→ DIRECTIONS:
Gather from the material every line that contains the string "effect".

→ DATA FOR THIS TASK:
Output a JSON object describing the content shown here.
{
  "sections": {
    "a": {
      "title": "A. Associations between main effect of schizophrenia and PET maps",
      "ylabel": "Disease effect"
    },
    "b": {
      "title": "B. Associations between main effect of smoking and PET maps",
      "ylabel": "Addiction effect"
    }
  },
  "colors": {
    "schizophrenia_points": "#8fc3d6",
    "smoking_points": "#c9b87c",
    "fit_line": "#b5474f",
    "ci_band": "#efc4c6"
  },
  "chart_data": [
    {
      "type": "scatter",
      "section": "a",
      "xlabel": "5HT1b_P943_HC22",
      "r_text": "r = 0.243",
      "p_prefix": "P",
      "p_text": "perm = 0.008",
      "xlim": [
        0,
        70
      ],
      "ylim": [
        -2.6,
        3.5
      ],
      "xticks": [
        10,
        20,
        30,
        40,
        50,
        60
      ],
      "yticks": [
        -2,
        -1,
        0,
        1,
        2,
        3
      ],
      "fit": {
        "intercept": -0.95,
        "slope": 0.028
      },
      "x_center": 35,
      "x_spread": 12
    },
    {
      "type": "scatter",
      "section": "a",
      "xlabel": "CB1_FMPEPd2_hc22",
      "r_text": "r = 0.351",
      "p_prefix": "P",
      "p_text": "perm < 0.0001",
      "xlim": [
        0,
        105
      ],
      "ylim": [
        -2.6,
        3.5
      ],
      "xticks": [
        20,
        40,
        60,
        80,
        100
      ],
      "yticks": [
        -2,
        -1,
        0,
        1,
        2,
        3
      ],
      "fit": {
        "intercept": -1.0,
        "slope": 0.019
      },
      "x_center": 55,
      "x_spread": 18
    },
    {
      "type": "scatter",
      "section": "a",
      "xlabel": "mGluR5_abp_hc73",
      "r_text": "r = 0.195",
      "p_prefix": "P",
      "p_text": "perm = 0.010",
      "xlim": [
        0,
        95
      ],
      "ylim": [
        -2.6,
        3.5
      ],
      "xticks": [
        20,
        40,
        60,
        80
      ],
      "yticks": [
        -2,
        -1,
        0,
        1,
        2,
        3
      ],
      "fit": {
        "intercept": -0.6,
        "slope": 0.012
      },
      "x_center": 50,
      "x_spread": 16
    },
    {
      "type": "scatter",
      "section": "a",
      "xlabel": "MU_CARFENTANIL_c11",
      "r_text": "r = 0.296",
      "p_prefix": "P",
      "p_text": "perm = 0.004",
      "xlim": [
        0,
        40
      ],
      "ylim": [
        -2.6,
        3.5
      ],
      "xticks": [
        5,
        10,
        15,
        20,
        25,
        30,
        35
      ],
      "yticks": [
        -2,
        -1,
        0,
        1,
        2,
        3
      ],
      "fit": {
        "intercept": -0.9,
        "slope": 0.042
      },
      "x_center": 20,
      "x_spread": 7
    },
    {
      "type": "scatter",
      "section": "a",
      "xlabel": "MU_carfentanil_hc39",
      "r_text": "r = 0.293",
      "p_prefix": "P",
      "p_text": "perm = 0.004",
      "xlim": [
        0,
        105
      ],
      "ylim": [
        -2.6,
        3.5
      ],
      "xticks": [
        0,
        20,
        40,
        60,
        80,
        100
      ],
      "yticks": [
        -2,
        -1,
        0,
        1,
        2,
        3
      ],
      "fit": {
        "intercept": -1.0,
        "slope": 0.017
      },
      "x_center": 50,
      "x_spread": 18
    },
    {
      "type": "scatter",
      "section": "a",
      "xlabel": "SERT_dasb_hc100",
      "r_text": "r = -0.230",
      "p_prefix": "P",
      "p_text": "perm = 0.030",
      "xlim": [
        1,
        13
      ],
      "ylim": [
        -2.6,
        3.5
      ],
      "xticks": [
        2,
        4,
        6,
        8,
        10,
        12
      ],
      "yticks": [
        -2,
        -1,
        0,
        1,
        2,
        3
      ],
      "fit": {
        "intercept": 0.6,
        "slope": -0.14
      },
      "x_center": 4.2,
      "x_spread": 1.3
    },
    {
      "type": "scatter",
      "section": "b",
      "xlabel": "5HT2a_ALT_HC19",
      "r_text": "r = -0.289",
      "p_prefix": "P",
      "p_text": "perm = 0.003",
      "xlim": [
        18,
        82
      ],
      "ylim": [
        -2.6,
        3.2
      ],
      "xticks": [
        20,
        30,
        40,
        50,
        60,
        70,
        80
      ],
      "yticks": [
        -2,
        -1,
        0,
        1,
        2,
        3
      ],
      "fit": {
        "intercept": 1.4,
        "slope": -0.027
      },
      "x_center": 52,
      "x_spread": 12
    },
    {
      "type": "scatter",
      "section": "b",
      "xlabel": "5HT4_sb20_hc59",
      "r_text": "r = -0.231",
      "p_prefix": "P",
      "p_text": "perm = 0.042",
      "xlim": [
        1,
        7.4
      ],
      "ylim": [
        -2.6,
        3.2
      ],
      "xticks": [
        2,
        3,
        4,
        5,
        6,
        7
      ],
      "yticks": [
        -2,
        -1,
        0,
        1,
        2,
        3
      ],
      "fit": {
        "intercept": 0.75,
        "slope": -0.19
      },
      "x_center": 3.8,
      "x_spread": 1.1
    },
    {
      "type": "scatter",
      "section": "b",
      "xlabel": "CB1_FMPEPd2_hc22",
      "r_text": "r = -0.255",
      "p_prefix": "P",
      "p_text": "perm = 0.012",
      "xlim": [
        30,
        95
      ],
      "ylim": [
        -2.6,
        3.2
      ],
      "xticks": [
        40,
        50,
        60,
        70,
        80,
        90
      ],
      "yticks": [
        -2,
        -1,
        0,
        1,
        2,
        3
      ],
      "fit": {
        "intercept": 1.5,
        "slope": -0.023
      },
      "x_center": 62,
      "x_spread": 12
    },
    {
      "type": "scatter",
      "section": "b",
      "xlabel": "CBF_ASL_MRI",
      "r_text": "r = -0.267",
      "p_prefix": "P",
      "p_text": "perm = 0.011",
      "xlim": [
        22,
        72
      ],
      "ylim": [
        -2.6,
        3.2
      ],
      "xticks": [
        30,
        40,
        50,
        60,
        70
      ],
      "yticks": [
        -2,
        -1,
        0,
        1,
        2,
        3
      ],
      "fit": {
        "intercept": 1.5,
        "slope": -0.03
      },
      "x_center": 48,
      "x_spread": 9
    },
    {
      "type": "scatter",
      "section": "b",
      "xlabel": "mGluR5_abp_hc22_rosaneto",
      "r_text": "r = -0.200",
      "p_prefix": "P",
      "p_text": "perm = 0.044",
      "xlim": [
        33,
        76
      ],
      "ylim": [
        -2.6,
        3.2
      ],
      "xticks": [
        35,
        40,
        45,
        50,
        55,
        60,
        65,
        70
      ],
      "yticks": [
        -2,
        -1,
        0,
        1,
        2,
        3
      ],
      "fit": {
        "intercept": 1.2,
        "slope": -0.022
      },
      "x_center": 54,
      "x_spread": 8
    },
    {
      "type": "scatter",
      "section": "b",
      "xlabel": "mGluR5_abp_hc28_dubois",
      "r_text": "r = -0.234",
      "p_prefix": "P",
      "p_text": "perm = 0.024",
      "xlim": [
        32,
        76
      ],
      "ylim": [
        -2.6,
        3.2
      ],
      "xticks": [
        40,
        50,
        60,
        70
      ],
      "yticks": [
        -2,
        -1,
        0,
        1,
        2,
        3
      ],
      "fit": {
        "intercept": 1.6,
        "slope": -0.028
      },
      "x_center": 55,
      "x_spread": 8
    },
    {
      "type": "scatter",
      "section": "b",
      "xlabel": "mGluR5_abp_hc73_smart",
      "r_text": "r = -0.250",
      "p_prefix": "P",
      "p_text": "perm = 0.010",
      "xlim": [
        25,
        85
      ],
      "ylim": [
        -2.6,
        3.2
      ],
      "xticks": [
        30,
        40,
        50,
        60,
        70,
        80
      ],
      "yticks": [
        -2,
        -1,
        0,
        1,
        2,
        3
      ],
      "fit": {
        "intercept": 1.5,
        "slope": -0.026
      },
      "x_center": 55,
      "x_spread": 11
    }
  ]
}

→ PROBLEM SOLUTION:
      "title": "A. Associations between main effect of schizophrenia and PET maps",
      "ylabel": "Disease effect"
      "title": "B. Associations between main effect of smoking and PET maps",
      "ylabel": "Addiction effect"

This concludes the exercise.